▶ _Document passage_
Social Work Case Manager

INNOVATIVE INTEGRATED HEALTHFresno, CA
Onsite

About The Position

The Social Work Case Manager is responsible for providing direct social work case management services to participants. The goal is to empower senior participants to age at home with dignity through personalized, comprehensive care plans that deliver high-quality health and human services along with strong community support.

Requirements

  • Interest in the risk-based long-term care program to serve frail elderly in a community-based setting.
  • Experience and thorough knowledge of social service principles and practices.
  • Knowledge of psychosocial, behavioral, and family needs of the elderly population.
  • Knowledge of financing mechanisms such as Medicare, Medicaid, and Prospective Payment Systems.
  • Knowledge of the local and social service delivery systems and aging network.
  • Proven ability to work in an interdisciplinary team.

▶ _What the task asks_
Using the social work case manager job posting, answer:
(a) In which city is the position based?
(b) What goal does the posting set for senior participants?
(c) Which financing mechanisms must an applicant know?
Answer from the text alone.

▶ _Data extracts_
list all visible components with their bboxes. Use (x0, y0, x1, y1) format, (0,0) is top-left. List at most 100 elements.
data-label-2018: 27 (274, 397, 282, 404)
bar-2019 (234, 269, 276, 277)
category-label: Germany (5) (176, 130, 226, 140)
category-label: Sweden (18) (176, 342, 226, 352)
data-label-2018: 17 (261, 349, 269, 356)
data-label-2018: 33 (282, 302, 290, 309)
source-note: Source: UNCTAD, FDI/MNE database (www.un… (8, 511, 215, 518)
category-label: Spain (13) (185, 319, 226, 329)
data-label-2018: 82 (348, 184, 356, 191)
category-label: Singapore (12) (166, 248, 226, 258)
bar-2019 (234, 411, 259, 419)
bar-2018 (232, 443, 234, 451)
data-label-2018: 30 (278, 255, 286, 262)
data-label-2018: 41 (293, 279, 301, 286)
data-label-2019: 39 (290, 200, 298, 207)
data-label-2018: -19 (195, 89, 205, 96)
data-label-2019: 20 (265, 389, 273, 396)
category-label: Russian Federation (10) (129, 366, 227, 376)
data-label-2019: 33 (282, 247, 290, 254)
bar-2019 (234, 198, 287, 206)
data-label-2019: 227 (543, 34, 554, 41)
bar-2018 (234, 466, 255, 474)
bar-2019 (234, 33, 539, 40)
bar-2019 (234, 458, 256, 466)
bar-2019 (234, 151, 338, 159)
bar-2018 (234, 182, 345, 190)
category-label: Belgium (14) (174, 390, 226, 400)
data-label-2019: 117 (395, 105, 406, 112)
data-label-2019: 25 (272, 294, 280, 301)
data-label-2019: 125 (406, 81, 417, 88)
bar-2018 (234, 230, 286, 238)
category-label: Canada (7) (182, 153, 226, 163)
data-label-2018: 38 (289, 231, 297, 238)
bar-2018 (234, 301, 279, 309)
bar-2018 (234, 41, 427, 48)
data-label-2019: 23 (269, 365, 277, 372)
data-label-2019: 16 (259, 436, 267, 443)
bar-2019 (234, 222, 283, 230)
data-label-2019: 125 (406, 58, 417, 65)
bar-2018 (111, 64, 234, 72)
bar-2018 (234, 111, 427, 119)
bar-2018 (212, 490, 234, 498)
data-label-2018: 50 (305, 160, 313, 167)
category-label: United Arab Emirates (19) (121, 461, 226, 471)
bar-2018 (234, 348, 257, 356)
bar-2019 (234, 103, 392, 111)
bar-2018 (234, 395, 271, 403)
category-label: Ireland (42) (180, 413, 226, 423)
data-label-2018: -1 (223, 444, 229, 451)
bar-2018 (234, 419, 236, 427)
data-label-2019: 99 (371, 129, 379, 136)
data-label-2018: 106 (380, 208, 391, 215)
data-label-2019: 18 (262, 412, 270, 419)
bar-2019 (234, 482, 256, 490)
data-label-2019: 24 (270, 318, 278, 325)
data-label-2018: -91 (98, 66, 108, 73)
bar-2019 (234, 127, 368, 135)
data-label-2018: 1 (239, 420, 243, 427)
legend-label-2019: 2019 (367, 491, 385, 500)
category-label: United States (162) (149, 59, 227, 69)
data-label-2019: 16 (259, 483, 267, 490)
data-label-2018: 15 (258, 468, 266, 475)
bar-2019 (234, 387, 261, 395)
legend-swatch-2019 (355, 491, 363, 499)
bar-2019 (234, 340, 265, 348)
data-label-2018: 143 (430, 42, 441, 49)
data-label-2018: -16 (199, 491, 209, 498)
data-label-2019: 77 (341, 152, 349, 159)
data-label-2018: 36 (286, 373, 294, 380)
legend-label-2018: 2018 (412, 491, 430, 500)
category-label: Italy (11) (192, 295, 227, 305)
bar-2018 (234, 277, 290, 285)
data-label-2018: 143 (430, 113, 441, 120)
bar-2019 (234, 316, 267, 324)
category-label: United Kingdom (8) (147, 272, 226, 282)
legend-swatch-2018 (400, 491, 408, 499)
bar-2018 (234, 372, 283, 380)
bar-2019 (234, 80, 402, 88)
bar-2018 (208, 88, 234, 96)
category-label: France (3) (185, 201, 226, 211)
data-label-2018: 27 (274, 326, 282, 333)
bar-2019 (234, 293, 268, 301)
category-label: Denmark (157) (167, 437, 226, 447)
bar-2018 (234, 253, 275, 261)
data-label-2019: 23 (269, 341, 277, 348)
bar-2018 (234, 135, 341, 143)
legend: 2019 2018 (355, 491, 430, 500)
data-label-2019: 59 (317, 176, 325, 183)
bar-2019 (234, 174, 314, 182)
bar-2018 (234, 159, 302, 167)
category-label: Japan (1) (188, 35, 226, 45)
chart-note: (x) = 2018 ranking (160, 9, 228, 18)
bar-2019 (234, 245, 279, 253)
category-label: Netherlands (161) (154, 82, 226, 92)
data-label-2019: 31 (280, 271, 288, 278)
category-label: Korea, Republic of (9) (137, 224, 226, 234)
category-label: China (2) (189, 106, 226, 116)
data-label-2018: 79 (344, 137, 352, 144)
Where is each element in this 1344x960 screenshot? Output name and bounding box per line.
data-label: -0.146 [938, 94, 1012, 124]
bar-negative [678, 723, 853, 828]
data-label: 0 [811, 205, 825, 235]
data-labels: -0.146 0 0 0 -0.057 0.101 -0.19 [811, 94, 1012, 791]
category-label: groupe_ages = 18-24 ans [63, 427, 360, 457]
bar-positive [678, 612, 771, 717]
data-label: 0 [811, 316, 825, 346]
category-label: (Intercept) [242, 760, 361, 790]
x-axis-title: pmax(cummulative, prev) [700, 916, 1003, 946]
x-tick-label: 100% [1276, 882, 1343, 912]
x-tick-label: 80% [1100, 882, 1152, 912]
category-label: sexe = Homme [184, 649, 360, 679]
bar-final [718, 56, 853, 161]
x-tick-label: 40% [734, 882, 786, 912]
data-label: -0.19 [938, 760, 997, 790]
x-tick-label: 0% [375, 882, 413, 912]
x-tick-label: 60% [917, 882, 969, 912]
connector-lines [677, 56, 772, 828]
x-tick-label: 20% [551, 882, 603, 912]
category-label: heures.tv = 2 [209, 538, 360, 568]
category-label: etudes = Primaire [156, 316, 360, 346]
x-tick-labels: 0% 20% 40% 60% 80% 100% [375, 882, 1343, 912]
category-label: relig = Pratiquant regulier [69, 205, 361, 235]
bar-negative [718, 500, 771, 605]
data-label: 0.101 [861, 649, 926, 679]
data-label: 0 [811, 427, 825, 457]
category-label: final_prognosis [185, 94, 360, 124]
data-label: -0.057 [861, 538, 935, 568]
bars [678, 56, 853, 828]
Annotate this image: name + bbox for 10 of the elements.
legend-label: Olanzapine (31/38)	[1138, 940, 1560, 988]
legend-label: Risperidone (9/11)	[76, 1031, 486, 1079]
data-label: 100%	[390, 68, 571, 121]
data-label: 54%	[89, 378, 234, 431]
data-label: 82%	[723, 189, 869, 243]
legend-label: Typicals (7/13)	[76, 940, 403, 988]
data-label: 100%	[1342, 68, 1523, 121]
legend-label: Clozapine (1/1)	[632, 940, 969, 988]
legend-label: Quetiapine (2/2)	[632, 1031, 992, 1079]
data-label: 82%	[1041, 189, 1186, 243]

▶ _Expected output_
(a) Fresno, CA.
(b) To age at home with dignity.
(c) Medicare, Medicaid, and Prospective Payment Systems.